▶ _What you need to do_: In the copy, include every entry exactly but none of the pictures.

Rows from a dataset:
———

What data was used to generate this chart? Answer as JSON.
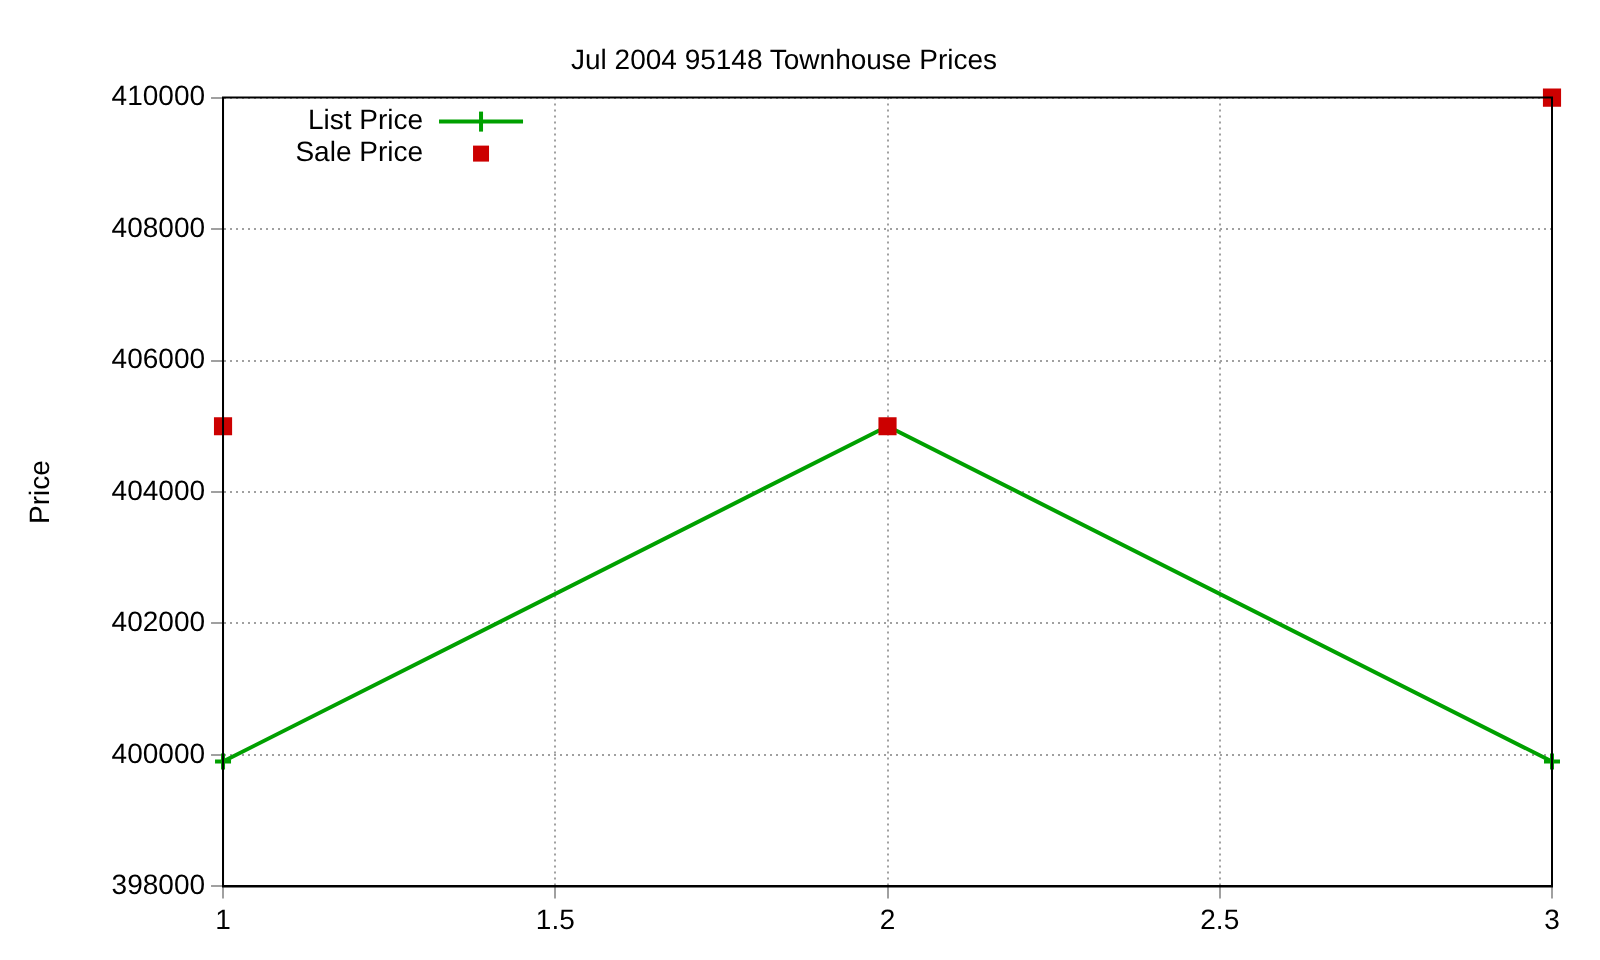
{
  "chart_data": {
    "type": "line",
    "title": "Jul 2004 95148 Townhouse Prices",
    "ylabel": "Price",
    "x": [
      1,
      2,
      3
    ],
    "series": [
      {
        "name": "List Price",
        "color": "#00a000",
        "values": [
          399900,
          405000,
          399900
        ],
        "marker": "cross",
        "line_style": "solid"
      },
      {
        "name": "Sale Price",
        "color": "#cc0000",
        "values": [
          405000,
          405000,
          410000
        ],
        "type": "scatter",
        "marker": "square"
      }
    ],
    "xlim": [
      1,
      3
    ],
    "xticks": [
      1,
      1.5,
      2,
      2.5,
      3
    ],
    "ylim": [
      398000,
      410000
    ],
    "yticks": [
      398000,
      400000,
      402000,
      404000,
      406000,
      408000,
      410000
    ],
    "grid": true,
    "legend": "top left"
  }
}
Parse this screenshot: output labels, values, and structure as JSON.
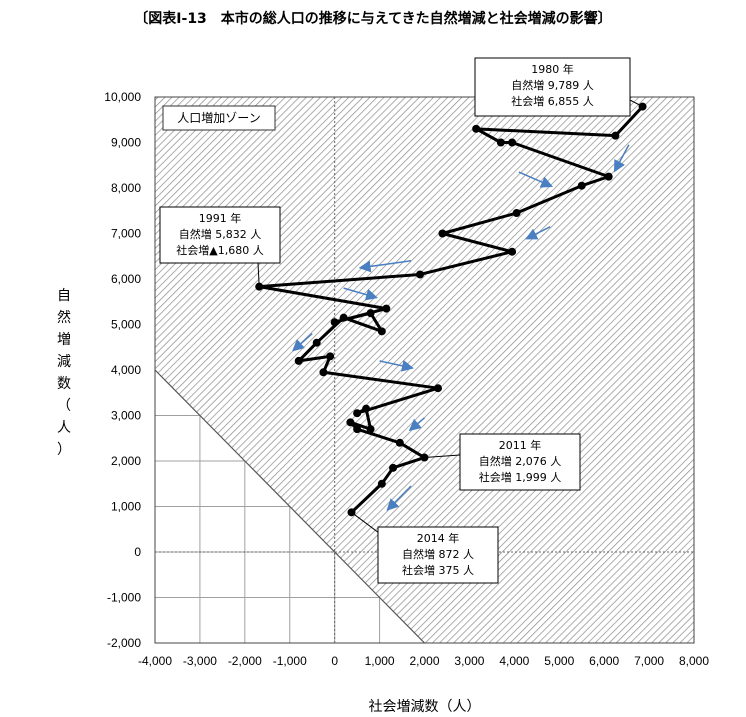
{
  "title": "〔図表Ⅰ-13　本市の総人口の推移に与えてきた自然増減と社会増減の影響〕",
  "chart_data": {
    "type": "scatter",
    "xlabel": "社会増減数（人）",
    "ylabel": "自然増減数（人）",
    "xlim": [
      -4000,
      8000
    ],
    "ylim": [
      -2000,
      10000
    ],
    "xticks": [
      "-4,000",
      "-3,000",
      "-2,000",
      "-1,000",
      "0",
      "1,000",
      "2,000",
      "3,000",
      "4,000",
      "5,000",
      "6,000",
      "7,000",
      "8,000"
    ],
    "yticks": [
      "-2,000",
      "-1,000",
      "0",
      "1,000",
      "2,000",
      "3,000",
      "4,000",
      "5,000",
      "6,000",
      "7,000",
      "8,000",
      "9,000",
      "10,000"
    ],
    "grid": true,
    "shaded_zone": {
      "label": "人口増加ゾーン",
      "description": "region where natural + social change > 0 (hatched)"
    },
    "series": [
      {
        "points": [
          {
            "x": 6855,
            "y": 9789
          },
          {
            "x": 6250,
            "y": 9150
          },
          {
            "x": 3150,
            "y": 9300
          },
          {
            "x": 3700,
            "y": 9000
          },
          {
            "x": 3950,
            "y": 9000
          },
          {
            "x": 6100,
            "y": 8250
          },
          {
            "x": 5500,
            "y": 8050
          },
          {
            "x": 4050,
            "y": 7450
          },
          {
            "x": 2400,
            "y": 7000
          },
          {
            "x": 3950,
            "y": 6600
          },
          {
            "x": 1900,
            "y": 6100
          },
          {
            "x": -1680,
            "y": 5832
          },
          {
            "x": 1150,
            "y": 5350
          },
          {
            "x": 0,
            "y": 5050
          },
          {
            "x": 800,
            "y": 5250
          },
          {
            "x": 1050,
            "y": 4850
          },
          {
            "x": 200,
            "y": 5150
          },
          {
            "x": -400,
            "y": 4600
          },
          {
            "x": -800,
            "y": 4200
          },
          {
            "x": -100,
            "y": 4300
          },
          {
            "x": -250,
            "y": 3950
          },
          {
            "x": 2300,
            "y": 3600
          },
          {
            "x": 500,
            "y": 3050
          },
          {
            "x": 700,
            "y": 3150
          },
          {
            "x": 800,
            "y": 2700
          },
          {
            "x": 350,
            "y": 2850
          },
          {
            "x": 500,
            "y": 2700
          },
          {
            "x": 1450,
            "y": 2400
          },
          {
            "x": 1999,
            "y": 2076
          },
          {
            "x": 1300,
            "y": 1850
          },
          {
            "x": 1050,
            "y": 1500
          },
          {
            "x": 375,
            "y": 872
          }
        ]
      }
    ],
    "annotations": [
      {
        "lines": [
          "1980 年",
          "自然増 9,789 人",
          "社会増 6,855 人"
        ]
      },
      {
        "lines": [
          "1991 年",
          "自然増 5,832 人",
          "社会増▲1,680 人"
        ]
      },
      {
        "lines": [
          "2011 年",
          "自然増 2,076 人",
          "社会増 1,999 人"
        ]
      },
      {
        "lines": [
          "2014 年",
          "自然増 872 人",
          "社会増 375 人"
        ]
      }
    ],
    "trend_arrows": 9,
    "colors": {
      "line": "#000000",
      "arrow": "#4a7fc1",
      "hatch": "#8a8a8a",
      "grid": "#9a9a9a"
    }
  }
}
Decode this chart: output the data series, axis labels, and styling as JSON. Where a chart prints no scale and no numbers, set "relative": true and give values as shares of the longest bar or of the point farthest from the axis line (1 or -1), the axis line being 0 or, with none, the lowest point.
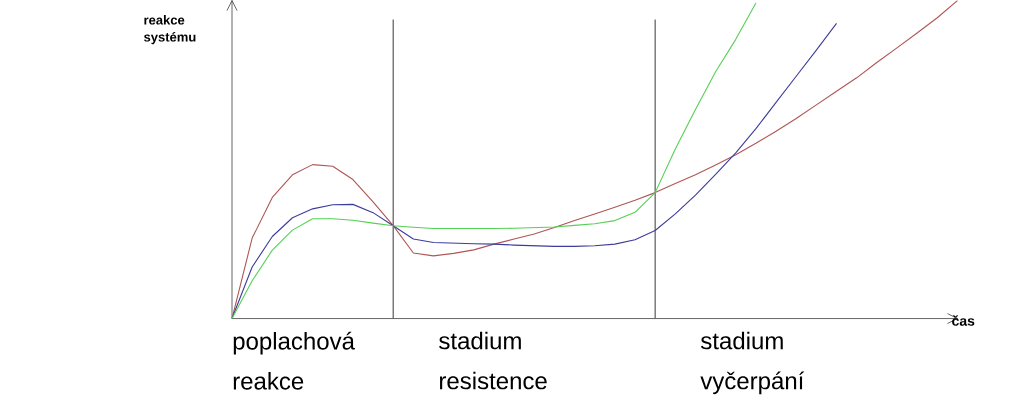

———

▶ _Solution to this exercise_:
What data was used to generate this chart? Answer as JSON.
{
  "chart_data": {
    "type": "line",
    "title": "Jul 2004 95148 Townhouse Prices",
    "ylabel": "Price",
    "x": [
      1,
      2,
      3
    ],
    "series": [
      {
        "name": "List Price",
        "color": "#00a000",
        "values": [
          399900,
          405000,
          399900
        ],
        "marker": "cross",
        "line_style": "solid"
      },
      {
        "name": "Sale Price",
        "color": "#cc0000",
        "values": [
          405000,
          405000,
          410000
        ],
        "type": "scatter",
        "marker": "square"
      }
    ],
    "xlim": [
      1,
      3
    ],
    "xticks": [
      1,
      1.5,
      2,
      2.5,
      3
    ],
    "ylim": [
      398000,
      410000
    ],
    "yticks": [
      398000,
      400000,
      402000,
      404000,
      406000,
      408000,
      410000
    ],
    "grid": true,
    "legend": "top left"
  }
}
Parse this screenshot: output labels, values, and structure as JSON.
{
  "title": "〔図表Ⅰ-13　本市の総人口の推移に与えてきた自然増減と社会増減の影響〕",
  "chart_data": {
    "type": "scatter",
    "xlabel": "社会増減数（人）",
    "ylabel": "自然増減数（人）",
    "xlim": [
      -4000,
      8000
    ],
    "ylim": [
      -2000,
      10000
    ],
    "xticks": [
      "-4,000",
      "-3,000",
      "-2,000",
      "-1,000",
      "0",
      "1,000",
      "2,000",
      "3,000",
      "4,000",
      "5,000",
      "6,000",
      "7,000",
      "8,000"
    ],
    "yticks": [
      "-2,000",
      "-1,000",
      "0",
      "1,000",
      "2,000",
      "3,000",
      "4,000",
      "5,000",
      "6,000",
      "7,000",
      "8,000",
      "9,000",
      "10,000"
    ],
    "grid": true,
    "shaded_zone": {
      "label": "人口増加ゾーン",
      "description": "region where natural + social change > 0 (hatched)"
    },
    "series": [
      {
        "points": [
          {
            "x": 6855,
            "y": 9789
          },
          {
            "x": 6250,
            "y": 9150
          },
          {
            "x": 3150,
            "y": 9300
          },
          {
            "x": 3700,
            "y": 9000
          },
          {
            "x": 3950,
            "y": 9000
          },
          {
            "x": 6100,
            "y": 8250
          },
          {
            "x": 5500,
            "y": 8050
          },
          {
            "x": 4050,
            "y": 7450
          },
          {
            "x": 2400,
            "y": 7000
          },
          {
            "x": 3950,
            "y": 6600
          },
          {
            "x": 1900,
            "y": 6100
          },
          {
            "x": -1680,
            "y": 5832
          },
          {
            "x": 1150,
            "y": 5350
          },
          {
            "x": 0,
            "y": 5050
          },
          {
            "x": 800,
            "y": 5250
          },
          {
            "x": 1050,
            "y": 4850
          },
          {
            "x": 200,
            "y": 5150
          },
          {
            "x": -400,
            "y": 4600
          },
          {
            "x": -800,
            "y": 4200
          },
          {
            "x": -100,
            "y": 4300
          },
          {
            "x": -250,
            "y": 3950
          },
          {
            "x": 2300,
            "y": 3600
          },
          {
            "x": 500,
            "y": 3050
          },
          {
            "x": 700,
            "y": 3150
          },
          {
            "x": 800,
            "y": 2700
          },
          {
            "x": 350,
            "y": 2850
          },
          {
            "x": 500,
            "y": 2700
          },
          {
            "x": 1450,
            "y": 2400
          },
          {
            "x": 1999,
            "y": 2076
          },
          {
            "x": 1300,
            "y": 1850
          },
          {
            "x": 1050,
            "y": 1500
          },
          {
            "x": 375,
            "y": 872
          }
        ]
      }
    ],
    "annotations": [
      {
        "lines": [
          "1980 年",
          "自然増 9,789 人",
          "社会増 6,855 人"
        ]
      },
      {
        "lines": [
          "1991 年",
          "自然増 5,832 人",
          "社会増▲1,680 人"
        ]
      },
      {
        "lines": [
          "2011 年",
          "自然増 2,076 人",
          "社会増 1,999 人"
        ]
      },
      {
        "lines": [
          "2014 年",
          "自然増 872 人",
          "社会増 375 人"
        ]
      }
    ],
    "trend_arrows": 9,
    "colors": {
      "line": "#000000",
      "arrow": "#4a7fc1",
      "hatch": "#8a8a8a",
      "grid": "#9a9a9a"
    }
  }
}
Decode this chart: output the data series, axis labels, and styling as JSON. Where a chart prints no scale and no numbers, set "relative": true and give values as shares of the longest bar or of the point farthest from the axis line (1 or -1), the axis line being 0 or, with none, the lowest point.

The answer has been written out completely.